Look through the data below and return each line where "layer" appears.

**Entries provided**
--*--

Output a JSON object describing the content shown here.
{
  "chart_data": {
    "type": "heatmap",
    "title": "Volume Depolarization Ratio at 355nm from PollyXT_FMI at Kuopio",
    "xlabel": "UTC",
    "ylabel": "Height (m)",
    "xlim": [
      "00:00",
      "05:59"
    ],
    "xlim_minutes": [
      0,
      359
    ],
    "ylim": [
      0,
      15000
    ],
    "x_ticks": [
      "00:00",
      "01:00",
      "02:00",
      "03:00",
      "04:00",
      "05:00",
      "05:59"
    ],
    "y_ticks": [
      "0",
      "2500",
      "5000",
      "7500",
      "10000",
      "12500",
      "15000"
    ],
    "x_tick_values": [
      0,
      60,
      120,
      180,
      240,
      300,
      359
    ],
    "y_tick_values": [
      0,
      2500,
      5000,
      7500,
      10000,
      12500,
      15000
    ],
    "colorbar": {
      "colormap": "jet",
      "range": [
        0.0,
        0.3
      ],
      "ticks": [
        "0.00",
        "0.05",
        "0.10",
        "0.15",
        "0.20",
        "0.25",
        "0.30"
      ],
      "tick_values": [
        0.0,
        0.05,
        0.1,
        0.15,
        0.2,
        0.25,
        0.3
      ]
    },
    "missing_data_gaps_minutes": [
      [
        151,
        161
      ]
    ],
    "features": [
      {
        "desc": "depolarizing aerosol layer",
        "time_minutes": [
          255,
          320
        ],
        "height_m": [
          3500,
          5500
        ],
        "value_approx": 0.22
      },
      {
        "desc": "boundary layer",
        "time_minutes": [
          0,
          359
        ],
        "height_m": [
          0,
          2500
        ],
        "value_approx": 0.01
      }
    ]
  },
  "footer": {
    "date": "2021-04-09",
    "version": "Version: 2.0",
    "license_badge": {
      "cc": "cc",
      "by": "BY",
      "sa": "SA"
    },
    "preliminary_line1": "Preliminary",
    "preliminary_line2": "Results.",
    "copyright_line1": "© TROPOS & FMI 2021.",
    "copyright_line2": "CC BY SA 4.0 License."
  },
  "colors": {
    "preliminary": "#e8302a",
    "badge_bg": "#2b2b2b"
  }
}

--*--

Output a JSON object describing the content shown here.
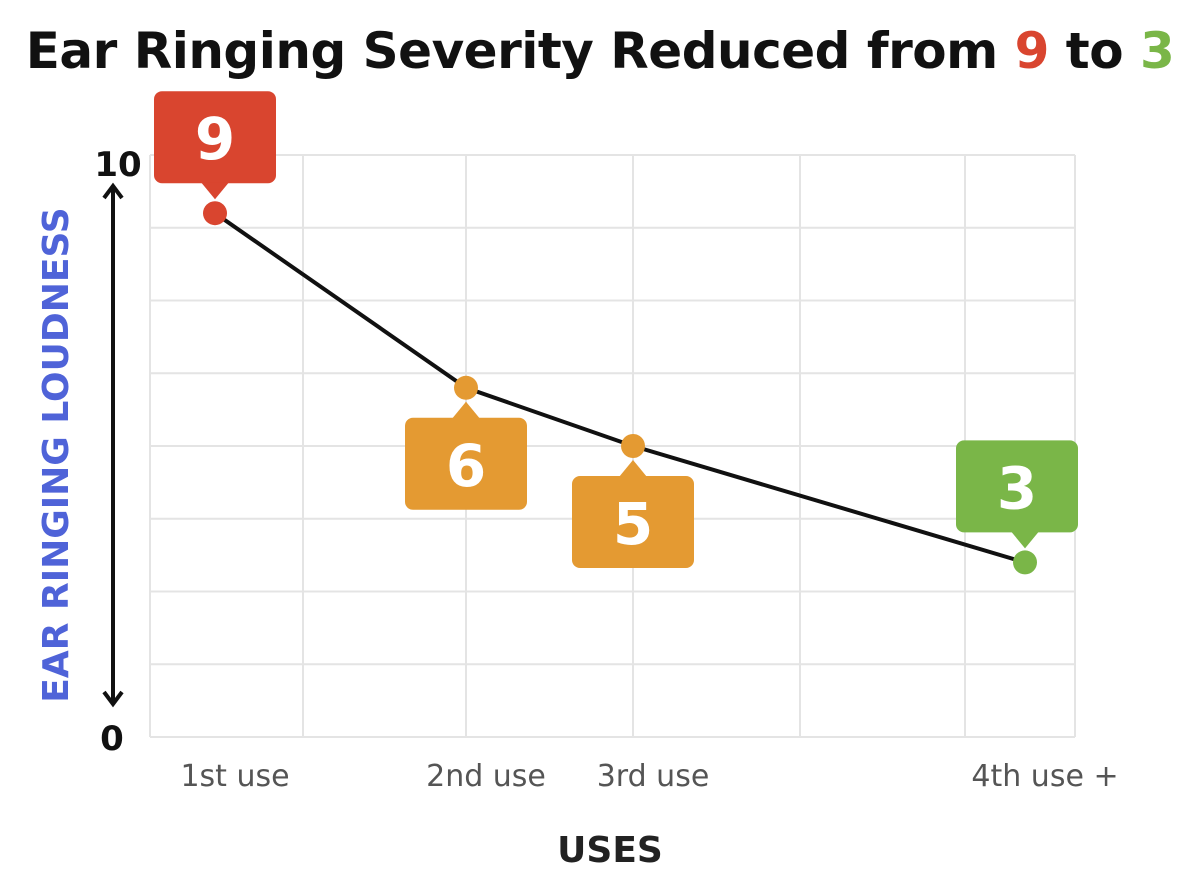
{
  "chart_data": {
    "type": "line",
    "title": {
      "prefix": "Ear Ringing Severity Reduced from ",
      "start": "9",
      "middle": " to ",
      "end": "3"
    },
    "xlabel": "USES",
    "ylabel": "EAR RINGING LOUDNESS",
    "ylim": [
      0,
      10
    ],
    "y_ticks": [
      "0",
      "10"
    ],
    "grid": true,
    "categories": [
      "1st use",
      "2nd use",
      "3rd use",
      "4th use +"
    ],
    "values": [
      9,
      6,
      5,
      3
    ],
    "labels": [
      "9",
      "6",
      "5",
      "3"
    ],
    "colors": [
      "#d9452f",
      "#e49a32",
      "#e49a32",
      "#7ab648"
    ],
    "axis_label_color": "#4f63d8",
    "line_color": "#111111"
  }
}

--*--

**Written solution**
        "desc": "depolarizing aerosol layer",
        "desc": "boundary layer",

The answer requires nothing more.